• Brief
Each line that holds the word "otherwise" counts once; give the total for the records below and nothing else.

....

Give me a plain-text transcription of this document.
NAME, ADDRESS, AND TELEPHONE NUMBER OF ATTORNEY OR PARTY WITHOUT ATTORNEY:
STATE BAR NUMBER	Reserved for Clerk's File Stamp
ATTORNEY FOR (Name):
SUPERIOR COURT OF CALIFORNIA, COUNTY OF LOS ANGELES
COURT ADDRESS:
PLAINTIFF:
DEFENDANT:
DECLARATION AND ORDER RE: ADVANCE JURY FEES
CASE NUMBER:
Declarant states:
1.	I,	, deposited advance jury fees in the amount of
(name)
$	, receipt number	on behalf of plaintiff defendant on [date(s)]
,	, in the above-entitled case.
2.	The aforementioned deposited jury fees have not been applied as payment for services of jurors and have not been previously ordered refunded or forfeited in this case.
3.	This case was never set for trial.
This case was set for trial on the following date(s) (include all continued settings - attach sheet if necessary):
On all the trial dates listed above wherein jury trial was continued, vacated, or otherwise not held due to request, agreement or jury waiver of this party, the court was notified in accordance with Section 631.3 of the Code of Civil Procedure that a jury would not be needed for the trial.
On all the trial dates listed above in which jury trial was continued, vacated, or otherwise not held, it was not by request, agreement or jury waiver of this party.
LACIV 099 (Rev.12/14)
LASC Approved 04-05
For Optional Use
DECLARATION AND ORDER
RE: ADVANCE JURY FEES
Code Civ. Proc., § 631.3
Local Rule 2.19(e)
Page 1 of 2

....

• Solution for this problem
2